Copy every line from the records below that holds the word "color".

- _Dataset extract_
________________________________________
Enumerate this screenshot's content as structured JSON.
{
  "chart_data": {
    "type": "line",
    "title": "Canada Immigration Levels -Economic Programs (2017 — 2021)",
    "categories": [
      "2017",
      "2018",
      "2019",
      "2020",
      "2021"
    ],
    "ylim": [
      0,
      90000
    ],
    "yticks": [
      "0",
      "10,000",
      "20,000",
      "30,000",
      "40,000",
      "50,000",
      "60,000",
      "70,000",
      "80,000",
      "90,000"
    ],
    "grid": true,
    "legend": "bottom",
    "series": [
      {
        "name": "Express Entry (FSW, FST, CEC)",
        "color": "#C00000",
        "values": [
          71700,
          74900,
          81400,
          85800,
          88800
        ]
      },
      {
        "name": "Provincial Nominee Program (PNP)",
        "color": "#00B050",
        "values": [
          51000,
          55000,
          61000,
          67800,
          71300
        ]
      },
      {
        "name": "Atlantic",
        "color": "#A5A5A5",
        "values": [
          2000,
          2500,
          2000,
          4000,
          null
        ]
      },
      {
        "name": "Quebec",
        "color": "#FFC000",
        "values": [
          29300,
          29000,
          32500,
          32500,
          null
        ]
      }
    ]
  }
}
________________________________________
- _Written reply_
        "color": "#C00000",
        "color": "#00B050",
        "color": "#A5A5A5",
        "color": "#FFC000",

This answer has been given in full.